» **Instructions for the task**: Repeat each record exactly. Any picture gets left out.

» **Supplied material**:
::::::::::
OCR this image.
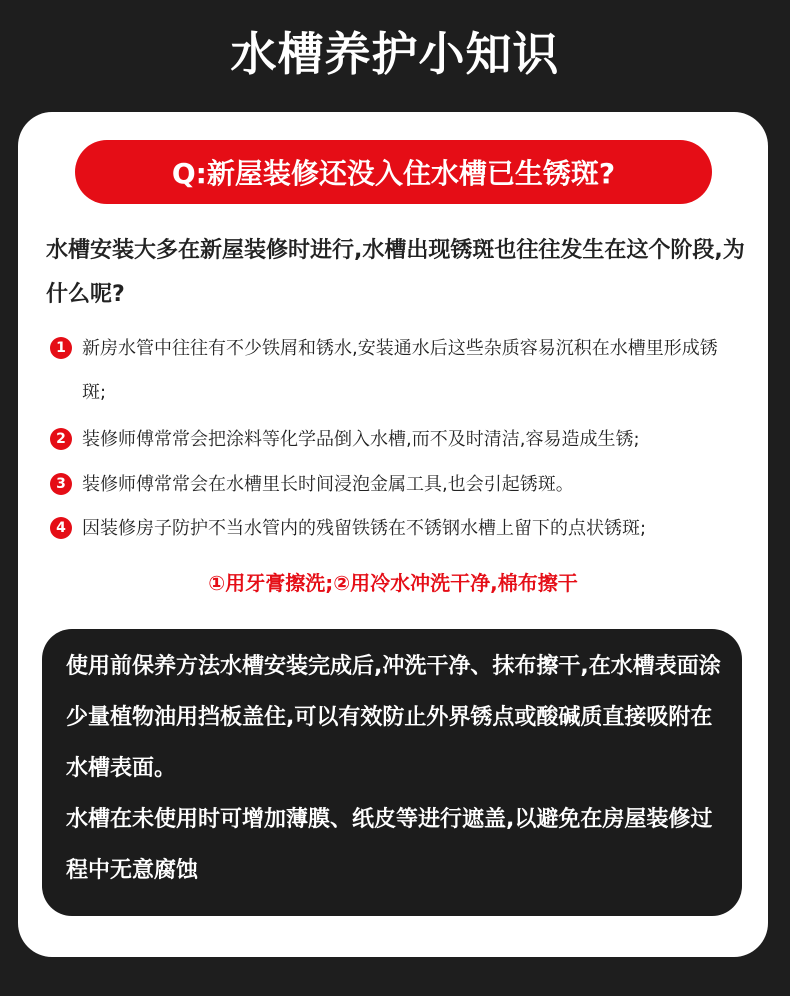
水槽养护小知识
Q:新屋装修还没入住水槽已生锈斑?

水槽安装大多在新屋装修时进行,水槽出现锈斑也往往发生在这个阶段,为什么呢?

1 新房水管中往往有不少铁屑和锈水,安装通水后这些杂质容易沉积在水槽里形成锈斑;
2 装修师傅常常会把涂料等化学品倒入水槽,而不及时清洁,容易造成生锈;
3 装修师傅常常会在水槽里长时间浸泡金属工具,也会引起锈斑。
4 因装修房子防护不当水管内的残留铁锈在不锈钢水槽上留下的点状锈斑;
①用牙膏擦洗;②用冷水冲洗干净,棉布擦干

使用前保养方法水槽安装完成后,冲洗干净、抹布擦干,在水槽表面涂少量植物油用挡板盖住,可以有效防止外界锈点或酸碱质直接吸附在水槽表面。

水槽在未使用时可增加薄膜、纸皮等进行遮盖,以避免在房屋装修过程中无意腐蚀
::::::::::
» **The response**:
OCR this image.
水槽养护小知识
Q:新屋装修还没入住水槽已生锈斑?

水槽安装大多在新屋装修时进行,水槽出现锈斑也往往发生在这个阶段,为什么呢?

1 新房水管中往往有不少铁屑和锈水,安装通水后这些杂质容易沉积在水槽里形成锈斑;
2 装修师傅常常会把涂料等化学品倒入水槽,而不及时清洁,容易造成生锈;
3 装修师傅常常会在水槽里长时间浸泡金属工具,也会引起锈斑。
4 因装修房子防护不当水管内的残留铁锈在不锈钢水槽上留下的点状锈斑;
①用牙膏擦洗;②用冷水冲洗干净,棉布擦干

使用前保养方法水槽安装完成后,冲洗干净、抹布擦干,在水槽表面涂少量植物油用挡板盖住,可以有效防止外界锈点或酸碱质直接吸附在水槽表面。

水槽在未使用时可增加薄膜、纸皮等进行遮盖,以避免在房屋装修过程中无意腐蚀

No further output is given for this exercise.